━━━ Stored data ━━━

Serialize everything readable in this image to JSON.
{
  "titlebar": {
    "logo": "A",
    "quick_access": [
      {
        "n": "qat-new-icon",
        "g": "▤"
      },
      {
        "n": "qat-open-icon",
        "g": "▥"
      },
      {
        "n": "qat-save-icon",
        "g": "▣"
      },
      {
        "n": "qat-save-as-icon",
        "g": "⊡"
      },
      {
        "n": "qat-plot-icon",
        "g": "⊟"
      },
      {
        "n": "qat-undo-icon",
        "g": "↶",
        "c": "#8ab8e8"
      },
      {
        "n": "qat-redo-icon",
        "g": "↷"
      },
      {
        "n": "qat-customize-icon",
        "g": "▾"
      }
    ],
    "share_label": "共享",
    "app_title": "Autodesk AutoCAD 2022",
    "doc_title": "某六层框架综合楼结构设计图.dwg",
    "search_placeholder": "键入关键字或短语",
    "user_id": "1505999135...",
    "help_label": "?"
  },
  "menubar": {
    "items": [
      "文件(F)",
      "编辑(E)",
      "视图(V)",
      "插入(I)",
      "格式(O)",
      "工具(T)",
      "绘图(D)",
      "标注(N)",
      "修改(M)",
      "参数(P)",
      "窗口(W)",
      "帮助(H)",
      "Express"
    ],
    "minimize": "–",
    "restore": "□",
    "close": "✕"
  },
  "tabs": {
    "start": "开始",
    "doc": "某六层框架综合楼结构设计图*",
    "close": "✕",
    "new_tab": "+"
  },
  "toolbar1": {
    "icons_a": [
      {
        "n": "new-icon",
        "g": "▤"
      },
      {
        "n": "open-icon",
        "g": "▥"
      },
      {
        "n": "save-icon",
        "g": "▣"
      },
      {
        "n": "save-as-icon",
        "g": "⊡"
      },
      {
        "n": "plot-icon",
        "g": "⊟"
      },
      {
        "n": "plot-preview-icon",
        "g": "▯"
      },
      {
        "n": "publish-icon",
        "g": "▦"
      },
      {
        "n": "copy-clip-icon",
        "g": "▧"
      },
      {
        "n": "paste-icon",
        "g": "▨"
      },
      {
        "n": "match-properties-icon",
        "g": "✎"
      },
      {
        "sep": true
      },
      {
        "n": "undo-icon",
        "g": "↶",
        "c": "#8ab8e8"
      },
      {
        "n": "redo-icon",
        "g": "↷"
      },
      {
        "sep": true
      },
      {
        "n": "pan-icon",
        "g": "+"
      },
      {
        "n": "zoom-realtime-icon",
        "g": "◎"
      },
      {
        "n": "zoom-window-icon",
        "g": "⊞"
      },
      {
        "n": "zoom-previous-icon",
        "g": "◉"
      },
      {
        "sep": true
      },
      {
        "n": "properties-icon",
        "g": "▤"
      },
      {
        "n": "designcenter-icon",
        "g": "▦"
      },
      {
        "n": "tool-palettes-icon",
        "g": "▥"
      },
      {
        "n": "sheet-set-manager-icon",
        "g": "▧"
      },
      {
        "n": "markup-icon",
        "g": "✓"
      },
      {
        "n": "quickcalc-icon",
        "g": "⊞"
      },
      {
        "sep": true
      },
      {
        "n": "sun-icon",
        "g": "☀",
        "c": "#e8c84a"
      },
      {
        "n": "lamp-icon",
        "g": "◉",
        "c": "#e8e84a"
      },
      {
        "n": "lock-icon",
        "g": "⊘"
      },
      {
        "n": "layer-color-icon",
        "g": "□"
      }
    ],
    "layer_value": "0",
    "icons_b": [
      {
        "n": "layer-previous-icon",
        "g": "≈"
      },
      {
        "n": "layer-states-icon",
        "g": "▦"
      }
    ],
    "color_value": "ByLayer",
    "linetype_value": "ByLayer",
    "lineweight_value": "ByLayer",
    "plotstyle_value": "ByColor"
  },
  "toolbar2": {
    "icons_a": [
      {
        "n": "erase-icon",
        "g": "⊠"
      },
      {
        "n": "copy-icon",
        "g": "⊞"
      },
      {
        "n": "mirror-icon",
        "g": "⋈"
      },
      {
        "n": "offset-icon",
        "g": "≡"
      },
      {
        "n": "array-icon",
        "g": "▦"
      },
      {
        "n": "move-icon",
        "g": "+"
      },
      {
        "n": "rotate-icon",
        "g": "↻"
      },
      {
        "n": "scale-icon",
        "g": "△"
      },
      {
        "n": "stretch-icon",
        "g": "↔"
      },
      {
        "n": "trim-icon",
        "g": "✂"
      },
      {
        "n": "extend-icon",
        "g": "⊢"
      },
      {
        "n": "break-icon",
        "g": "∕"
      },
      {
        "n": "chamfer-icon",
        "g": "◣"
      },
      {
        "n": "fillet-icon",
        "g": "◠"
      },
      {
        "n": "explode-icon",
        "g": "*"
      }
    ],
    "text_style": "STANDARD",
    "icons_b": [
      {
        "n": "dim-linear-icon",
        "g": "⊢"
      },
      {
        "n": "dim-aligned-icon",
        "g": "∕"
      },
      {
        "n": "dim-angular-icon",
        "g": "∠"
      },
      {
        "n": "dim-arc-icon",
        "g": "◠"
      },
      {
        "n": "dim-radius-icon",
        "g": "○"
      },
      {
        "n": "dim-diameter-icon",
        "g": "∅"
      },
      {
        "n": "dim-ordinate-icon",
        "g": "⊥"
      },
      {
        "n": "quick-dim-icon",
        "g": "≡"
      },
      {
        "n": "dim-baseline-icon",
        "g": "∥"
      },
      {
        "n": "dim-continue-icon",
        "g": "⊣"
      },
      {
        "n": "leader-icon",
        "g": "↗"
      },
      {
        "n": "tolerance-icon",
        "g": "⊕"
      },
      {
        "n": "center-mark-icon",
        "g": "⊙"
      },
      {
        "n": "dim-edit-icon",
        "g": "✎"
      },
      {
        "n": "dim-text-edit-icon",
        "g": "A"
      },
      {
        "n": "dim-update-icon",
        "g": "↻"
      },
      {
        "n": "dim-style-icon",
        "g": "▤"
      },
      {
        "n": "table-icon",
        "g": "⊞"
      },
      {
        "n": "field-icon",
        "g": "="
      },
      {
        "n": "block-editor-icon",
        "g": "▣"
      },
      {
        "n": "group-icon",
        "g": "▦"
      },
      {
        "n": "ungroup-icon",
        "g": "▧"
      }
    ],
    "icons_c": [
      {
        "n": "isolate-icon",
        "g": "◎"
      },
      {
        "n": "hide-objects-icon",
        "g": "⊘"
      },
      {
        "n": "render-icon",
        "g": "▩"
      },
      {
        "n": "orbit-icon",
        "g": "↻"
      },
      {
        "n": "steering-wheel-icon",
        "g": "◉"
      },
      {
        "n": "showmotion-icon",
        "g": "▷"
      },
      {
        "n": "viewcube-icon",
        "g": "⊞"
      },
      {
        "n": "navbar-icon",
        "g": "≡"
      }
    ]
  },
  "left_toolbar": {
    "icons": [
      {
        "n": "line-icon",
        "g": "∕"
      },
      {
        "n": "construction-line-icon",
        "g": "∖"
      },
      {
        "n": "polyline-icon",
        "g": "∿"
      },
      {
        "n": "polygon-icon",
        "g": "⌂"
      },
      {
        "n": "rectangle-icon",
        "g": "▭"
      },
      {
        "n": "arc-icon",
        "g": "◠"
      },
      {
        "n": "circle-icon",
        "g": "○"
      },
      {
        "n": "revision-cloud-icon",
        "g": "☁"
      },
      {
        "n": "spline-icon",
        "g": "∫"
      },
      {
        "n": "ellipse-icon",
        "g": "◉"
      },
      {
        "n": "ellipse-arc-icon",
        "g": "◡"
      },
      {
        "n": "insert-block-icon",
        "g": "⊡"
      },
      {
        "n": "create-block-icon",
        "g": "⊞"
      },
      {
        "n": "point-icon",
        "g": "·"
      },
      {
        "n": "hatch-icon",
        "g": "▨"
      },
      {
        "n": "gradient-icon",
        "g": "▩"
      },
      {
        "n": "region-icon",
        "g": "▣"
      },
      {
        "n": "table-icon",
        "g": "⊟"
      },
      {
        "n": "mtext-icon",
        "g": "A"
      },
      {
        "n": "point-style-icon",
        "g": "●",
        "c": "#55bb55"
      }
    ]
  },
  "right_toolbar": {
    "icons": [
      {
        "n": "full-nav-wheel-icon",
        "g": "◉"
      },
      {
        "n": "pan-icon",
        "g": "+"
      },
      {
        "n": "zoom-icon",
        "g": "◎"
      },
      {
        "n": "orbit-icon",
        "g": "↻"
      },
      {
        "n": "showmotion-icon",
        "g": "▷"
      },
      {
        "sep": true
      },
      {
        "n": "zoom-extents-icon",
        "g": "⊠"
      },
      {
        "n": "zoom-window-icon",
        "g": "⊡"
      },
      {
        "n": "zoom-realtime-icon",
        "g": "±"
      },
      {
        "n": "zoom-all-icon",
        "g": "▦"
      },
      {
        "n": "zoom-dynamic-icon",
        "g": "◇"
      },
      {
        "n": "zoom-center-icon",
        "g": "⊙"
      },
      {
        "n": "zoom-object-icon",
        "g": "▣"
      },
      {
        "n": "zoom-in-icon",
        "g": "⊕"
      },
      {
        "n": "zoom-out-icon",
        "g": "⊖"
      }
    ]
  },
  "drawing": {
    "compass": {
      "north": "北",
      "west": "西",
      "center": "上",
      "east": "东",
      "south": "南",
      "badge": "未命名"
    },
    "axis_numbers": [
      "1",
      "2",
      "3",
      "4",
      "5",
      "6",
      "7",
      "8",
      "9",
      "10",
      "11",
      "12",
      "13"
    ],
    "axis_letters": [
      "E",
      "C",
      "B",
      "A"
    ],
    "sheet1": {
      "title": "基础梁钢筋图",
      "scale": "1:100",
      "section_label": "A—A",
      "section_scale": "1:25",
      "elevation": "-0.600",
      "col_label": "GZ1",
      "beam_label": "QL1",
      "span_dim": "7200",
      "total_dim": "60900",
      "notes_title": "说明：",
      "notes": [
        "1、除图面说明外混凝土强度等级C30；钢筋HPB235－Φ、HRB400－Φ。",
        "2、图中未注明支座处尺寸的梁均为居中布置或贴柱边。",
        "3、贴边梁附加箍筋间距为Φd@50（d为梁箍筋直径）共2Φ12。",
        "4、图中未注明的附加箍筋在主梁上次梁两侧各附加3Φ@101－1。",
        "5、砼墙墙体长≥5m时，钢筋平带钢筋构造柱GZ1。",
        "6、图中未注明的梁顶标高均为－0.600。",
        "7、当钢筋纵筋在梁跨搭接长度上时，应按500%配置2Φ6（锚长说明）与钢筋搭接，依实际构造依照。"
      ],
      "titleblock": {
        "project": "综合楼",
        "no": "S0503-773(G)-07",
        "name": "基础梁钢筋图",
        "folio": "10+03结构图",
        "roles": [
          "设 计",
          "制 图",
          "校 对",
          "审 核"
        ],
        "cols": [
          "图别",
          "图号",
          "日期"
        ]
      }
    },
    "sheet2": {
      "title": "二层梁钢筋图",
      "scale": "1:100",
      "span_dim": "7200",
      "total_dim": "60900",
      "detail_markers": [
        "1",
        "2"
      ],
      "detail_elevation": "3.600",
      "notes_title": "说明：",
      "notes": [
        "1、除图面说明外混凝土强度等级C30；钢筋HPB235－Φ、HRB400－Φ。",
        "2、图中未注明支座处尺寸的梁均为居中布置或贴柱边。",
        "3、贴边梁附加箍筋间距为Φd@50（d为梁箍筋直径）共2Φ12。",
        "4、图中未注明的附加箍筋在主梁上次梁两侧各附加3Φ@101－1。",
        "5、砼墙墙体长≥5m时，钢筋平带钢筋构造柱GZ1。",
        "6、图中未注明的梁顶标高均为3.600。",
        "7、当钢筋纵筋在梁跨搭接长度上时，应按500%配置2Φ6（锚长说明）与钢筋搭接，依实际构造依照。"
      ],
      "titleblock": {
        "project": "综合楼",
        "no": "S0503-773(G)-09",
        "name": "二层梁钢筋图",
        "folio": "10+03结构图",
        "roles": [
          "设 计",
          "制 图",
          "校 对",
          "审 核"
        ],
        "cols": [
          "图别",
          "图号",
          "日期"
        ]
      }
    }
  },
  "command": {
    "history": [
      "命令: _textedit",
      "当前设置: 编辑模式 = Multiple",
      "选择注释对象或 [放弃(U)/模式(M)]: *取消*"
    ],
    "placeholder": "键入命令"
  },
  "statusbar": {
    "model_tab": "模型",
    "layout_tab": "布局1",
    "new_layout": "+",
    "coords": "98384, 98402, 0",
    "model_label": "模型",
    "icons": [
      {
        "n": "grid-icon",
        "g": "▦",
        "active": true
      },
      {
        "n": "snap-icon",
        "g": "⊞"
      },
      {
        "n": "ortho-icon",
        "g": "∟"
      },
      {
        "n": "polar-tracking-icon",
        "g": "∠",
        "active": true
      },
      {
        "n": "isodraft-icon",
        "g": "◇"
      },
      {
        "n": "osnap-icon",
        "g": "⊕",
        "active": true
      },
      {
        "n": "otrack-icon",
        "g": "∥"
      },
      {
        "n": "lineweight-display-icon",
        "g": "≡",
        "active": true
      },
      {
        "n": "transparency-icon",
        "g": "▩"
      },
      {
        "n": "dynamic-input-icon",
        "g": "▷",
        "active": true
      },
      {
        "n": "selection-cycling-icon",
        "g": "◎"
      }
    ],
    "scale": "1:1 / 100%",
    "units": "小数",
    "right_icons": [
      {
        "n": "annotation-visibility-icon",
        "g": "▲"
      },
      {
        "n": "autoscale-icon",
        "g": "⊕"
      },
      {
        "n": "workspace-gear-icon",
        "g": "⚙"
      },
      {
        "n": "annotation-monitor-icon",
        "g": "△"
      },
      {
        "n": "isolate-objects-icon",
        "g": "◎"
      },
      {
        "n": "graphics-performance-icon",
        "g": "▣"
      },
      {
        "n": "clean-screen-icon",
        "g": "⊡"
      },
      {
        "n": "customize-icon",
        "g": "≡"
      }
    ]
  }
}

━━━

Do this → Write out every line from the entries where "properties" appears.

The answer →
        "n": "match-properties-icon",
        "n": "properties-icon",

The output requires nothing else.